Excerpts from a figure dataset:
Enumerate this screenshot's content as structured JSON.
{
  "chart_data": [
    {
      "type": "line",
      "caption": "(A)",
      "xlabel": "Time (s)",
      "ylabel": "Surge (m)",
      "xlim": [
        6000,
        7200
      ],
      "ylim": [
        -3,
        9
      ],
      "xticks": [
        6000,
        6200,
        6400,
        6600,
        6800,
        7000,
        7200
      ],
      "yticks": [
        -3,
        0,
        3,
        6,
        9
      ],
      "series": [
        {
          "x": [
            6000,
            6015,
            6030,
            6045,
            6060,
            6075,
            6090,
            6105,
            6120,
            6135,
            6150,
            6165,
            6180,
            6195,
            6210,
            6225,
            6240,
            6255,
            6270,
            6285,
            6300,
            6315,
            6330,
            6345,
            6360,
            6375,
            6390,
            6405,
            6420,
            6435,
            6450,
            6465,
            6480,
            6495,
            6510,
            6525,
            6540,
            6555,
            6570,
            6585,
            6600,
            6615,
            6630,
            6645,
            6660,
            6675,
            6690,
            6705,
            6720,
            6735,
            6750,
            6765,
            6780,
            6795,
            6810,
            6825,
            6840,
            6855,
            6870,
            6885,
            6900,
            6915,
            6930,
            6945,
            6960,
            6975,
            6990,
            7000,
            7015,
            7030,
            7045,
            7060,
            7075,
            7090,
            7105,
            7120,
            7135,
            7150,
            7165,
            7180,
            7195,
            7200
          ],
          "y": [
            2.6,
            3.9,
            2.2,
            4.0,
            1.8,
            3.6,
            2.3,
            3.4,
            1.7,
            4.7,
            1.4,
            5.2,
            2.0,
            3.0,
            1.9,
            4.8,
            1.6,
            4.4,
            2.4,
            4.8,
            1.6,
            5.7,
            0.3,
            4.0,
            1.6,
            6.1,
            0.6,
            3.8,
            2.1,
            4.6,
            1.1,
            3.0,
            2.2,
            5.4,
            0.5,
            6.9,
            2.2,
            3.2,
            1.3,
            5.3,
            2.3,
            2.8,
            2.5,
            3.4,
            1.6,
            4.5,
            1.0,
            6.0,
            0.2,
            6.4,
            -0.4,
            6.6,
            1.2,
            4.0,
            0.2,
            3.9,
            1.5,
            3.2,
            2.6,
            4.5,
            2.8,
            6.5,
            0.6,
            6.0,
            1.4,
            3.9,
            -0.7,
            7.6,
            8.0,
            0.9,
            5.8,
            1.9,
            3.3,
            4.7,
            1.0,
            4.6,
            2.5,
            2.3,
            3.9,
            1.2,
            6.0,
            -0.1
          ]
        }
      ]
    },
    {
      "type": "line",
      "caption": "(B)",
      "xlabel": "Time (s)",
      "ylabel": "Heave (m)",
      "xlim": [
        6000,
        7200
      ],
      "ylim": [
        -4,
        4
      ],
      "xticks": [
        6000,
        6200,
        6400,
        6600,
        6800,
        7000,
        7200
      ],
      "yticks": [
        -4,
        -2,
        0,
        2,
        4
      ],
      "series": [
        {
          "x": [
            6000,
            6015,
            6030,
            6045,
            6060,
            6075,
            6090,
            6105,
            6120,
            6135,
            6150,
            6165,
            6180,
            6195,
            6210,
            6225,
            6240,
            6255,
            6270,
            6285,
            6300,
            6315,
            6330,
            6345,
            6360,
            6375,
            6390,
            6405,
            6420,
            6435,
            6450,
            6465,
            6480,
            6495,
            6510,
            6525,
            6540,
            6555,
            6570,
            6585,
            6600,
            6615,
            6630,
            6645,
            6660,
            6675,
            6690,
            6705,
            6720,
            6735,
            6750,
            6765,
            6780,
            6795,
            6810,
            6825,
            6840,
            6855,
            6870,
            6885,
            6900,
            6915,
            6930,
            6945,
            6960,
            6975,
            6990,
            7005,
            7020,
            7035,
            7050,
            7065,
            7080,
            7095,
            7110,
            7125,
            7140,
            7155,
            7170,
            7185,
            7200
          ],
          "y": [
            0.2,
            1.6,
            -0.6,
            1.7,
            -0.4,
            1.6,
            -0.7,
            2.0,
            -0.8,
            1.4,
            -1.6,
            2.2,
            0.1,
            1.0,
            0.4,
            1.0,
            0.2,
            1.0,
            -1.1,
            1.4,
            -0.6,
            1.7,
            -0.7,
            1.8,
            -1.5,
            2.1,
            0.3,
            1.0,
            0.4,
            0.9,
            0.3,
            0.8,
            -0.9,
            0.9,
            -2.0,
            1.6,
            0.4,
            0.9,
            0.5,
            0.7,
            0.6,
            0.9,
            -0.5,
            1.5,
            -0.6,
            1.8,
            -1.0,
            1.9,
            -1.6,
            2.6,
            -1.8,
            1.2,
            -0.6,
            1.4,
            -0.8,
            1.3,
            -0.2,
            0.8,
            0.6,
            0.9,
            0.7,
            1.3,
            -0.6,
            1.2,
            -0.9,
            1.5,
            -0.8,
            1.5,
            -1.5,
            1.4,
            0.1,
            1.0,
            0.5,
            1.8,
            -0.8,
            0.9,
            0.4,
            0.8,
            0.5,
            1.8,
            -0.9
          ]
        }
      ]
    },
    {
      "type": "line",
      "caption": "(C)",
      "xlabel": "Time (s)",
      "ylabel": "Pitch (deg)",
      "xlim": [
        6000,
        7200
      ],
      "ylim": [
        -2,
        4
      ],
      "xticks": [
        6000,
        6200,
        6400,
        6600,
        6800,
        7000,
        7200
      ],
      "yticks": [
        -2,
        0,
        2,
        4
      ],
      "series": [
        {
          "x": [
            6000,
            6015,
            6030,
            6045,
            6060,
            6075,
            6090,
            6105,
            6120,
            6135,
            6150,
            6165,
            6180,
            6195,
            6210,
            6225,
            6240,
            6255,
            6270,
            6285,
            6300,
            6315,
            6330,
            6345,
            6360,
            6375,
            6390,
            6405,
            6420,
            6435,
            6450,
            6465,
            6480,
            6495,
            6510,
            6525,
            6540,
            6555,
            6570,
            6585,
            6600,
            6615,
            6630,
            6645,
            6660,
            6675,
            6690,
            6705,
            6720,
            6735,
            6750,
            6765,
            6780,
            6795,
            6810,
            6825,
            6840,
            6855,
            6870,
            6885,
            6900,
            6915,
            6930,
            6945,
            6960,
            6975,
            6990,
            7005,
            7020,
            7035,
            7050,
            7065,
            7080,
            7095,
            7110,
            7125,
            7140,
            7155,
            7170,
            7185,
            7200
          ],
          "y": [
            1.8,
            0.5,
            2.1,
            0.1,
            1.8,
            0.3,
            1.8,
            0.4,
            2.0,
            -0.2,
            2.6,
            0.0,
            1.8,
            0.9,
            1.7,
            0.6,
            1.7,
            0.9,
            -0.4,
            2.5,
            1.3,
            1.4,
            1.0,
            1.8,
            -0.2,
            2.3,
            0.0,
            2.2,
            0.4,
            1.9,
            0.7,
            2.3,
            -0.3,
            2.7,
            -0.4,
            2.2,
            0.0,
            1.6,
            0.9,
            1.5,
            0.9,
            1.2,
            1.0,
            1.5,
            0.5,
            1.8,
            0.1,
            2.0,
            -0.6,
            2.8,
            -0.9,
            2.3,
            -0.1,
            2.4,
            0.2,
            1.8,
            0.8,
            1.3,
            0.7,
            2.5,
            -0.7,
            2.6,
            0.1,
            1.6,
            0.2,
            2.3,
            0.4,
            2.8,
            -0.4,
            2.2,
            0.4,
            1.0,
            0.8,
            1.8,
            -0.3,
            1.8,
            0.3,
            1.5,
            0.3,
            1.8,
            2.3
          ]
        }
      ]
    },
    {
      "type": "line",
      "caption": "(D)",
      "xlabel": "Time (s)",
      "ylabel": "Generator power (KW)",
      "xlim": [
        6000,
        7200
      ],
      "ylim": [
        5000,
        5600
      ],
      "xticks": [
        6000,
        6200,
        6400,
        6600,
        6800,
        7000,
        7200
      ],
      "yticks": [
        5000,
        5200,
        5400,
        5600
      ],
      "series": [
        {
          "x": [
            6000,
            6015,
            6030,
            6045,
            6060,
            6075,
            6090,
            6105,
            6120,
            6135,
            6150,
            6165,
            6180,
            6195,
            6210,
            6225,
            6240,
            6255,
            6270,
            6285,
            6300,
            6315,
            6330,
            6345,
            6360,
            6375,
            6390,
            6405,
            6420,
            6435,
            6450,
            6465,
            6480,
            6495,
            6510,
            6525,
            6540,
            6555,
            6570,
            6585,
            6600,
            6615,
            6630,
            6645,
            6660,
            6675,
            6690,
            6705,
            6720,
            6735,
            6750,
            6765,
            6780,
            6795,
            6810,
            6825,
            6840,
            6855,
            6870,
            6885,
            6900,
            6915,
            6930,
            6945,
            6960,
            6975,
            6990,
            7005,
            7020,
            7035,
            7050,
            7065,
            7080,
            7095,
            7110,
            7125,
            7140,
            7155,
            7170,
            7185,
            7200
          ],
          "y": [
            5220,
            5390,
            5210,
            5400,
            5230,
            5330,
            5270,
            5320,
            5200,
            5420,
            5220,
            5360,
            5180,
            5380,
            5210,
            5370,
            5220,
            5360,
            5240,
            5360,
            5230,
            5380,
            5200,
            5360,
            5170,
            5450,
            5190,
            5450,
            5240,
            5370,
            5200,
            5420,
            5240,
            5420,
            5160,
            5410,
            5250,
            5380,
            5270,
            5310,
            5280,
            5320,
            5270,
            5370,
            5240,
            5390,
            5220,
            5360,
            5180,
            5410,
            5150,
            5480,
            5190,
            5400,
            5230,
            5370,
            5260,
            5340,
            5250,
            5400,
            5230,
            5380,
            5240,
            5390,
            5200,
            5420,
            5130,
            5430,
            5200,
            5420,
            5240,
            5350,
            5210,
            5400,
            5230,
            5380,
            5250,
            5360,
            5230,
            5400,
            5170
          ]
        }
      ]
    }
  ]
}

> [Stated task] Determine how many lines include the word "ylabel" and report that number by itself.

> [Exercise output] 4